*REQUIREMENT*.
Reproduce the material in full, unchanged.

*PROVIDED INFORMATION*.
BEGIN
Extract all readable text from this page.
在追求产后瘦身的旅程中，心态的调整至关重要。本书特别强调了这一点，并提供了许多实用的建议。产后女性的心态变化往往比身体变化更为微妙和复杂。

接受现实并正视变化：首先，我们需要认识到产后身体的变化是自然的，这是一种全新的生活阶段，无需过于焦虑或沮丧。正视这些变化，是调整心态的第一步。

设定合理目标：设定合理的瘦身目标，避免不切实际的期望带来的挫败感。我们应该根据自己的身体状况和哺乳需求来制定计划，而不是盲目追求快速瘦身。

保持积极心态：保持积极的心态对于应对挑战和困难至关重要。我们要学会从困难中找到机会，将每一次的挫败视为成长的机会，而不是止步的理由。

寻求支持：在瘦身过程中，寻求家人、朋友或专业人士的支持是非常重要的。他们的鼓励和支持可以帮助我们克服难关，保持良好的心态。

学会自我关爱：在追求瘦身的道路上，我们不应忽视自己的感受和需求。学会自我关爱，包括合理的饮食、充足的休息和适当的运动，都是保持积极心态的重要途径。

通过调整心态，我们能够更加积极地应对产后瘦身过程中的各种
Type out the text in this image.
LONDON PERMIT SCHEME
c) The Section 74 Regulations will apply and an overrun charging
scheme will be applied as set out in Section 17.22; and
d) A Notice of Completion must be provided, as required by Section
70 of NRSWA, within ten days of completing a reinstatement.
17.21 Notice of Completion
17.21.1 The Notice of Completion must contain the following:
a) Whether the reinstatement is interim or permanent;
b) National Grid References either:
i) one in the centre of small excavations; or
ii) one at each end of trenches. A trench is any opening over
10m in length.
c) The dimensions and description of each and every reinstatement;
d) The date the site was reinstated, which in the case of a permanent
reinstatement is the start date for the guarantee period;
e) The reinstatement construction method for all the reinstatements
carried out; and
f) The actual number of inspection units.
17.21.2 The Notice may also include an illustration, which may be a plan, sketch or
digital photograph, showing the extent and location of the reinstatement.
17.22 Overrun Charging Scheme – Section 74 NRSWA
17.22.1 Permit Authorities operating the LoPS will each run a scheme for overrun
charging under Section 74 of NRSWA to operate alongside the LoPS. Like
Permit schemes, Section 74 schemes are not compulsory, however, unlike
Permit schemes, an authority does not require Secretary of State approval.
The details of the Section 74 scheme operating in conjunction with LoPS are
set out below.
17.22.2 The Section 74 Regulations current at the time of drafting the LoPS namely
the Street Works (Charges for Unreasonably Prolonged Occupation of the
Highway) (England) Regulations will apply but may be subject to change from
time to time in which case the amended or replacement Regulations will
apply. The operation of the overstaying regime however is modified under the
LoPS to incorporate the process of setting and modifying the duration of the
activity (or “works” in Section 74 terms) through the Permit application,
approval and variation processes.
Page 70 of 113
END
*RESPONSE*.
Extract all readable text from this page.
在追求产后瘦身的旅程中，心态的调整至关重要。本书特别强调了这一点，并提供了许多实用的建议。产后女性的心态变化往往比身体变化更为微妙和复杂。

接受现实并正视变化：首先，我们需要认识到产后身体的变化是自然的，这是一种全新的生活阶段，无需过于焦虑或沮丧。正视这些变化，是调整心态的第一步。

设定合理目标：设定合理的瘦身目标，避免不切实际的期望带来的挫败感。我们应该根据自己的身体状况和哺乳需求来制定计划，而不是盲目追求快速瘦身。

保持积极心态：保持积极的心态对于应对挑战和困难至关重要。我们要学会从困难中找到机会，将每一次的挫败视为成长的机会，而不是止步的理由。

寻求支持：在瘦身过程中，寻求家人、朋友或专业人士的支持是非常重要的。他们的鼓励和支持可以帮助我们克服难关，保持良好的心态。

学会自我关爱：在追求瘦身的道路上，我们不应忽视自己的感受和需求。学会自我关爱，包括合理的饮食、充足的休息和适当的运动，都是保持积极心态的重要途径。

通过调整心态，我们能够更加积极地应对产后瘦身过程中的各种
Type out the text in this image.
LONDON PERMIT SCHEME
c) The Section 74 Regulations will apply and an overrun charging
scheme will be applied as set out in Section 17.22; and
d) A Notice of Completion must be provided, as required by Section
70 of NRSWA, within ten days of completing a reinstatement.
17.21 Notice of Completion
17.21.1 The Notice of Completion must contain the following:
a) Whether the reinstatement is interim or permanent;
b) National Grid References either:
i) one in the centre of small excavations; or
ii) one at each end of trenches. A trench is any opening over
10m in length.
c) The dimensions and description of each and every reinstatement;
d) The date the site was reinstated, which in the case of a permanent
reinstatement is the start date for the guarantee period;
e) The reinstatement construction method for all the reinstatements
carried out; and
f) The actual number of inspection units.
17.21.2 The Notice may also include an illustration, which may be a plan, sketch or
digital photograph, showing the extent and location of the reinstatement.
17.22 Overrun Charging Scheme – Section 74 NRSWA
17.22.1 Permit Authorities operating the LoPS will each run a scheme for overrun
charging under Section 74 of NRSWA to operate alongside the LoPS. Like
Permit schemes, Section 74 schemes are not compulsory, however, unlike
Permit schemes, an authority does not require Secretary of State approval.
The details of the Section 74 scheme operating in conjunction with LoPS are
set out below.
17.22.2 The Section 74 Regulations current at the time of drafting the LoPS namely
the Street Works (Charges for Unreasonably Prolonged Occupation of the
Highway) (England) Regulations will apply but may be subject to change from
time to time in which case the amended or replacement Regulations will
apply. The operation of the overstaying regime however is modified under the
LoPS to incorporate the process of setting and modifying the duration of the
activity (or “works” in Section 74 terms) through the Permit application,
approval and variation processes.
Page 70 of 113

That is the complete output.